Crecieron las industrias, la población y la contaminación del conurbano hasta las políticas desindustrializadoras iniciadas con el Rodrigazo, de 1975, y convertidas en políticas de Estado durante la dictadura militar. Entonces decreció la industria y apareció el desempleo masivo, que se agregó a los otros males de la zona, de los que nadie se ocupaba. Se había perdido la relativa bonanza y, sobre todo, la esperanza de mejoría que daba el trabajo abundante. Sólo quedaron el desaliento y la mala calidad de vida, aunque aún se conservaban aquellos atractivos iniciales de la proximidad de las prestaciones urbanas: salud, educación, esparcimiento. Los millones de compatriotas del conurbano habían quedado atrapados en una tierra de nadie -la expresión puede sonar fuerte-, acaso esperando que alguien se acordara de sus derechos y su destino.
La democracia de 1983 les dio el camino de la política, pero no hubo recursos para reanimar fuertemente la industria, aunque se anunciara sinceramente como una política querida. Tampoco había medios para enfrentar las graves deficiencias de la infraestructura, desbordada desde siempre por la presión demográfica.
Cuando, en la década de 1990, el Estado dispuso de mayores medios, se destinaron fondos federales y provinciales cuantiosos para obras de urbanización, aunque sin revertir la decadencia de las fuentes de trabajo, porque la política económica no era proindustrial. Pero los pobladores del Gran Buenos Aires sintieron que sus decisiones electorales tenían, por lo menos, la fuerza para comprometer obras indispensables.
En 1993, después de las elecciones, en las que el justicialismo logró excelentes resultados, durante una reunión de evaluación de radicales del conurbano, apichonados por los malos resultados contra los buenísimos del peronismo bonaerense, uno de los militantes expresó: "¿Qué podemos hacer, si la gente vota por los alumbrados y el pavimento?"
Eso era. ¿Y qué más legítimo que confirmar el contrato electoral con los dirigentes que aparecían dándoles mejoras elementales en la calidad de vida? ¿Esto era "clientelismo"? ¿Saben quienes prodigan esa etiqueta lo que significa no tener luz, pavimentos, cloacas y agua corriente en las gigantescas barriadas del conurbano? ¿Que eso lo hacía el gobernador Duhalde y sus intendentes con fondos federales cuantiosos? La gente no tenía por qué entrar en estas elucubraciones. Y, de hecho, no lo hizo, porque en los municipios no peronistas cuyos intendentes también se ocupaban de estas mejoras se construyeron liderazgos radicales o independientes que aún siguen vigentes.
A todas esas mejoras les faltaba, a fines de la década de 1990, otro ingrediente axial: la reconstrucción de las fuentes de trabajo, la disminución drástica de la desocupación. El gobierno del presidente Menem, con la política del superministro Cavallo, había continuado desmantelando la industria, una política venenosa para el conurbano. Y la gente del conurbano no se conformó con el asfalto y la luz y votó en contra del justicialismo.

LÍNEAS DE DATOS:
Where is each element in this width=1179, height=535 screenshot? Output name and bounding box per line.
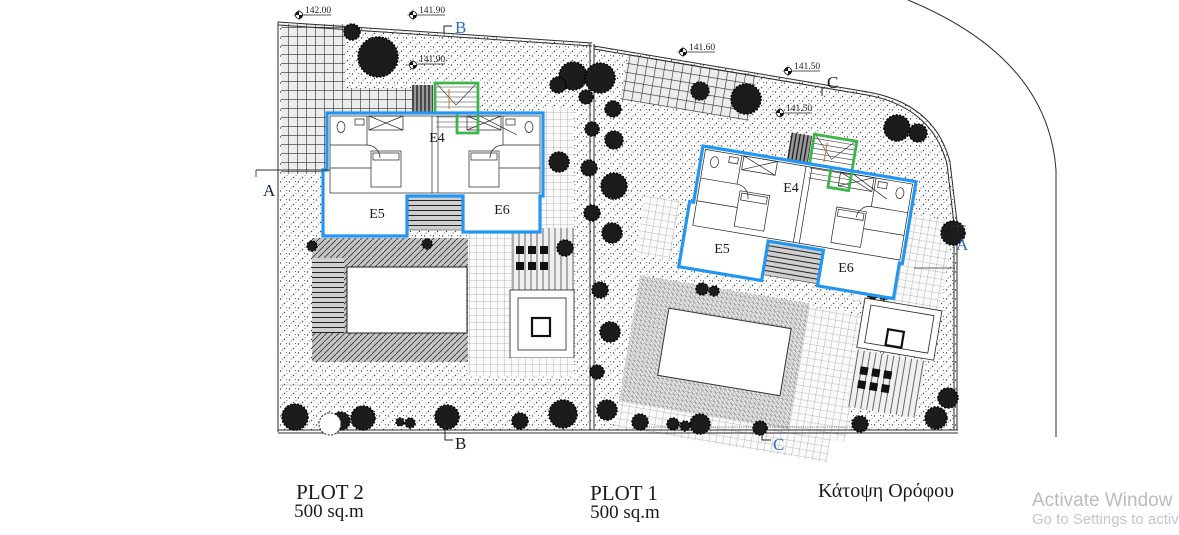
section-marker-c-top: C: [827, 73, 838, 92]
garden-structure: [510, 290, 574, 376]
plot2-area-label: 500 sq.m: [294, 501, 364, 522]
drawing-title: Κάτοψη Ορόφου: [818, 480, 954, 502]
captions: PLOT 2 500 sq.m PLOT 1 500 sq.m: [294, 480, 660, 523]
activate-windows-watermark: Activate Window Go to Settings to activ: [1032, 490, 1179, 528]
plot1-area-label: 500 sq.m: [590, 502, 660, 523]
site-plan-drawing: 142.00 141.90 141.90 141.60 141.50 141.5…: [0, 0, 1179, 535]
section-marker-b-top: B: [455, 18, 466, 37]
pool: [347, 267, 467, 333]
unit-label-e6-right: E6: [838, 261, 854, 276]
tree: [319, 413, 341, 435]
level-value: 141.50: [794, 62, 820, 72]
unit-label-e5-right: E5: [714, 242, 730, 257]
unit-label-e6-left: E6: [494, 203, 510, 218]
section-marker-b-bottom: B: [455, 434, 466, 453]
unit-label-e5-left: E5: [369, 207, 385, 222]
section-marker-a-left: A: [263, 181, 276, 200]
site-plan-page: 142.00 141.90 141.90 141.60 141.50 141.5…: [0, 0, 1179, 535]
level-value: 141.60: [689, 43, 715, 53]
watermark-line1: Activate Window: [1032, 490, 1173, 511]
level-value: 141.90: [419, 6, 445, 16]
level-value: 142.00: [305, 6, 331, 16]
section-marker-c-bottom: C: [773, 435, 784, 454]
section-marker-a-right: A: [956, 235, 969, 254]
level-value: 141.90: [419, 55, 445, 65]
level-value: 141.50: [786, 104, 812, 114]
unit-label-e4-left: E4: [429, 131, 445, 146]
unit-label-e4-right: E4: [783, 181, 799, 196]
watermark-line2: Go to Settings to activ: [1032, 511, 1179, 528]
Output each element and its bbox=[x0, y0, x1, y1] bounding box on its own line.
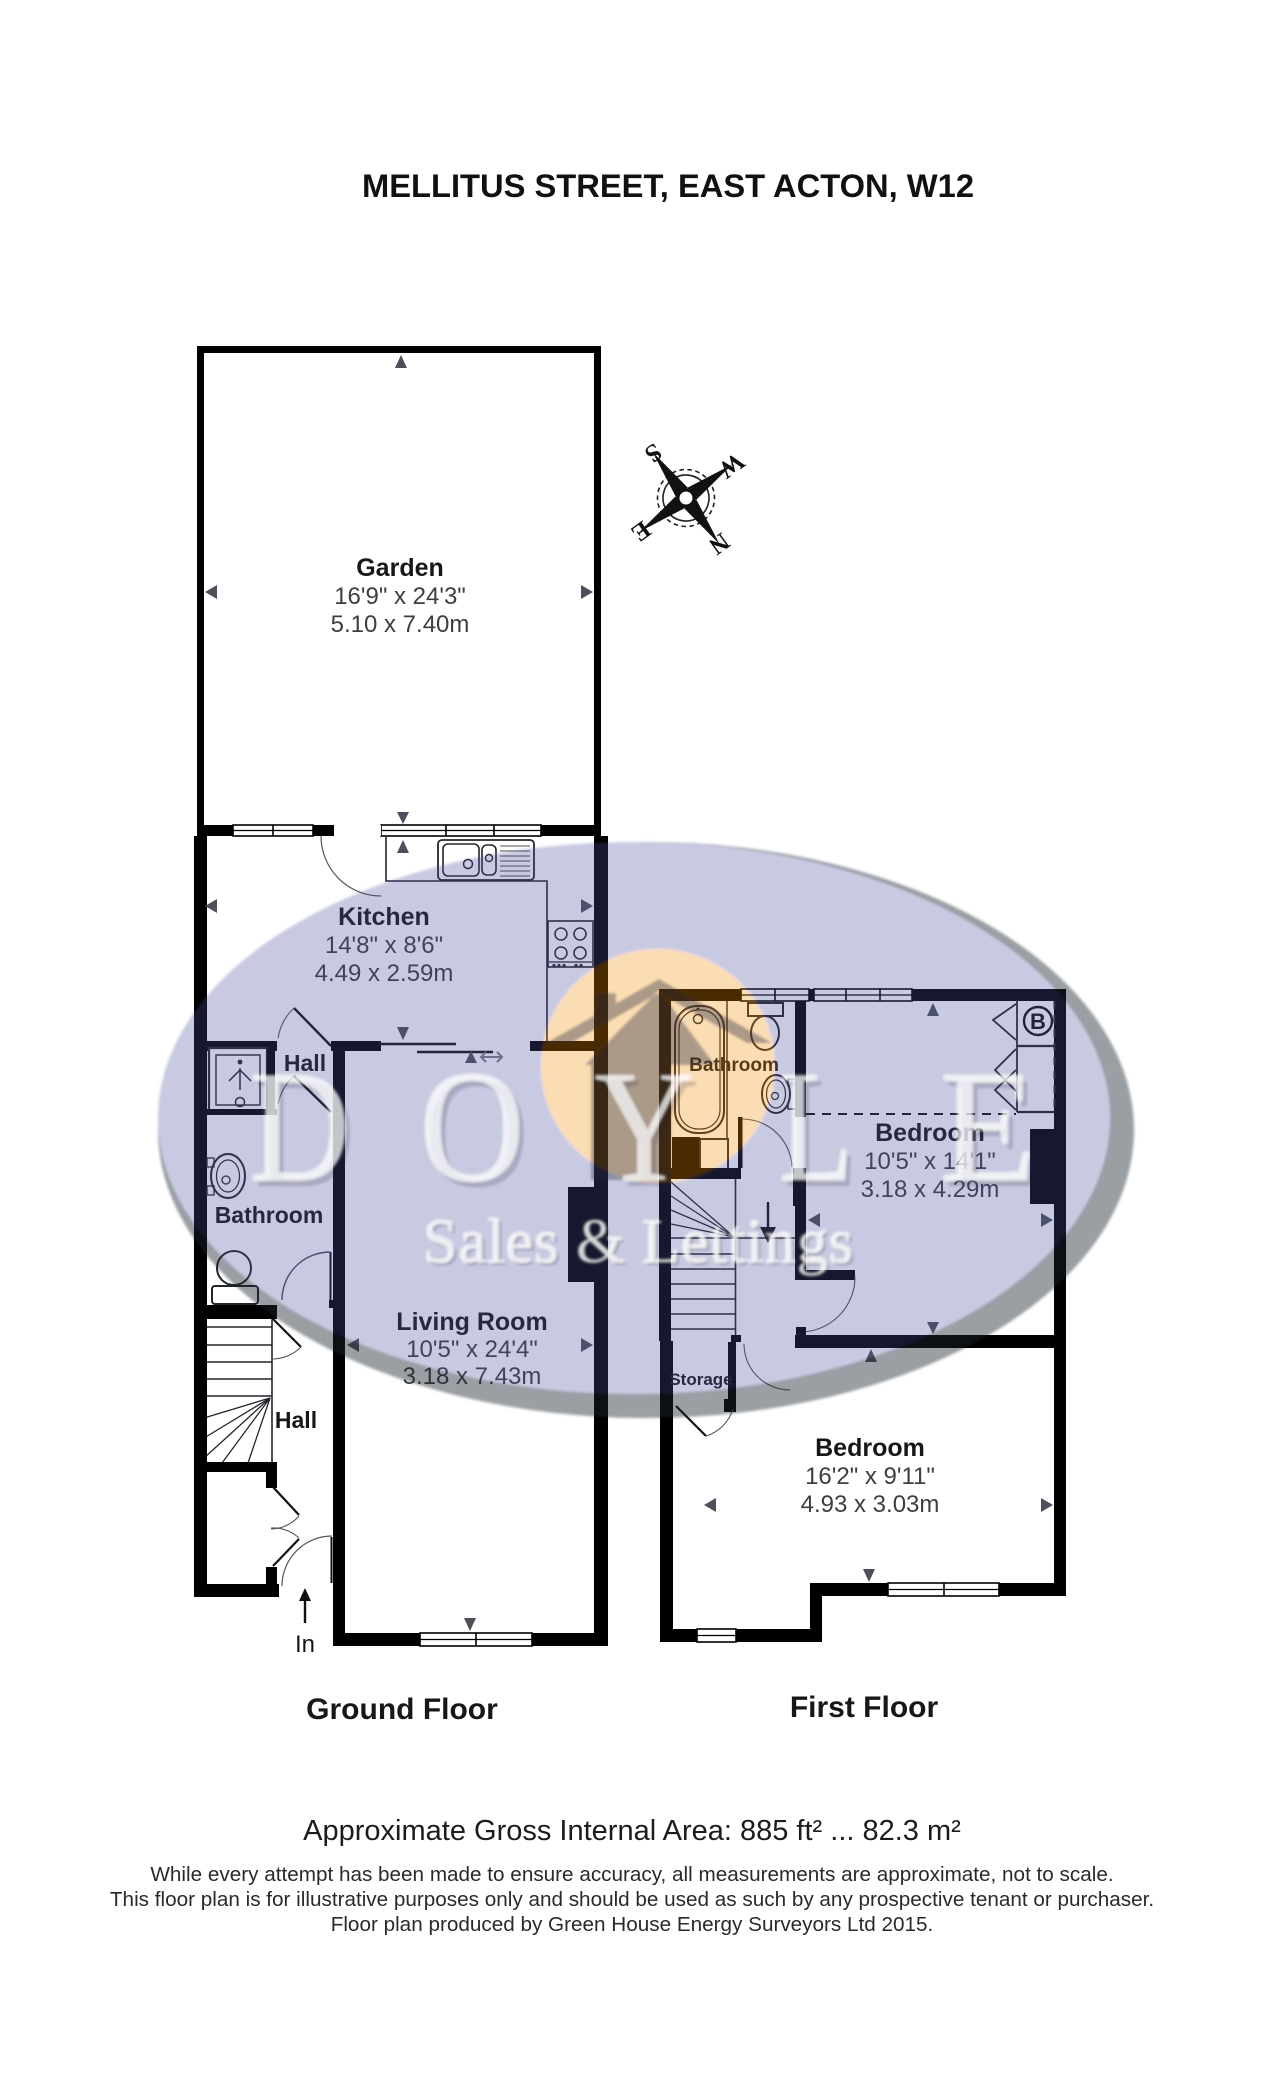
svg-text:4.93 x 3.03m: 4.93 x 3.03m bbox=[801, 1491, 940, 1518]
svg-text:16'2" x 9'11": 16'2" x 9'11" bbox=[805, 1463, 935, 1490]
svg-text:Ground Floor: Ground Floor bbox=[306, 1693, 498, 1726]
svg-text:16'9" x 24'3": 16'9" x 24'3" bbox=[334, 583, 466, 610]
svg-text:Approximate Gross Internal Are: Approximate Gross Internal Area: 885 ft²… bbox=[303, 1815, 961, 1847]
svg-text:Floor plan produced by Green H: Floor plan produced by Green House Energ… bbox=[331, 1913, 934, 1936]
svg-text:MELLITUS STREET, EAST ACTON, W: MELLITUS STREET, EAST ACTON, W12 bbox=[362, 167, 974, 204]
svg-text:Bedroom: Bedroom bbox=[815, 1434, 925, 1462]
svg-text:Garden: Garden bbox=[356, 554, 444, 582]
svg-text:Y: Y bbox=[594, 1037, 694, 1215]
svg-text:L: L bbox=[779, 1037, 853, 1215]
svg-text:This floor plan is for illustr: This floor plan is for illustrative purp… bbox=[110, 1888, 1154, 1911]
svg-text:Hall: Hall bbox=[275, 1407, 317, 1433]
svg-text:E: E bbox=[940, 1037, 1037, 1215]
svg-text:While every attempt has been m: While every attempt has been made to ens… bbox=[150, 1863, 1113, 1886]
svg-text:In: In bbox=[295, 1631, 315, 1658]
svg-text:First Floor: First Floor bbox=[790, 1691, 939, 1724]
svg-text:Sales & Lettings: Sales & Lettings bbox=[423, 1208, 854, 1276]
svg-text:D: D bbox=[250, 1037, 351, 1215]
svg-text:5.10 x 7.40m: 5.10 x 7.40m bbox=[331, 611, 470, 638]
svg-text:O: O bbox=[420, 1037, 525, 1215]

TAREAS POR HACER:
1/ Según el texto sobre el conurbano bonaerense, ¿con qué hecho de 1975 comenzaron las políticas desindustrializadoras?
2/ Escribe una continuación del texto sobre el conurbano bonaerense a partir de su último párrafo.

CONJUNTO DE RESPUESTAS:
1/ Con el Rodrigazo.

2/
A partir de 2002, el cambio en los contenidos de la política económica -y el "viento de cola", probablemente- impulsó las velas de la industria, una cosa que el conurbano esperaba desde hacía un cuarto de siglo. Se reabrieron las fuentes de trabajo, empezó a bajar el desempleo y renacieron las expectativas de progreso. Los dirigentes políticos ya habían tomado nota del peso numérico del conurbano no sólo en la elección del gobernador de Buenos Aires, sino, especialmente, en las elecciones presidenciales. Y se acentuó el debate sobre el peso electoral de esa región. Y se acentuaron los consecuentes trabajos para captarlo.
El presidente Kirchner y su gente capitalizaron políticamente la mejora en el empleo y, conscientes del peso electoral del conurbano, acentuaron con los mayores fondos disponibles las acciones para mejorar la infraestructura. No se puede hablar de política ignorando estos hechos, y basta conversar con los dirigentes sociales del conurbano para saber que se han seguido haciendo obras importantes en todos los municipios con vistas a mejorar las prestaciones de infraestructura. Es cierto que cuestiones vitales, como el saneamiento de las cuencas de los arroyos y ríos, no están encaradas, pero el votante de la zona tiene derecho a pensar que si ya ha tenido algunas mejoras -nada menos que empleo y obras urbanas menores- puede esperar que la situación siga mejorando. Y entonces es lógico que renueve el contrato electoral con los dirigentes municipales, provinciales y nacionales que, con derecho o sin él, encarnan esos progresos.
Pero el galimatías del conurbano encierra, además, una mentira institucional grave. El enorme abultamiento de la población en los llamados primero, segundo y tercer cordón ha desnivelado la representación política, sin que las instituciones se hayan adaptado a esas modificaciones. La distribución de bancas de diputados nacionales se sigue haciendo con las cifras demográficas del pasado, de modo que esa región de la provincia de Buenos Aires está fuertemente subrepresentada en el Congreso de la Nación. Y la misma miopía existe en la provincia misma, de modo que la distribución de bancas legislativas provinciales tampoco refleja ese cambio y los argentinos del conurbano tienen un peso político inferior a su realidad también en la legislatura provincial.
Aquí tocamos un tema sensible de la historia política argentina. Cuando la Constitución de 1853 estableció las pautas básicas de la representación territorial, la provincia de Buenos Aires -incluyendo la Ciudad- tenía el 15% de la población total del país y las restantes 13 provincias tenían cada una entre el 4 y el 7 por ciento, de modo que el reparto de diputados por cantidad de población quedaba bastante emparejado. Como reaseguro de esta igualdad querida, se establecía que el Senado daba a cada provincia una representación idéntica, sobre la base del principio federal.
En los ciento cincuenta años corridos desde entonces, aquellas semejanzas han desaparecido y Buenos Aires sola, sin la Capital, tiene ahora algo así como el 37% de la población. Para no dar lugar a un Congreso dominado por una sola provincia nos hemos quedado haciendo lo que el avestruz, limitando la representación de Buenos Aires sin actualizar los valores. Pero esta decisión perjudica esencialmente al conurbano, que es donde se ha producido la explosión demográfica desequilibrante, que sólo adquiere toda su voz en la elección presidencial, ya que allí se cuentan los votos por el sistema de distrito único.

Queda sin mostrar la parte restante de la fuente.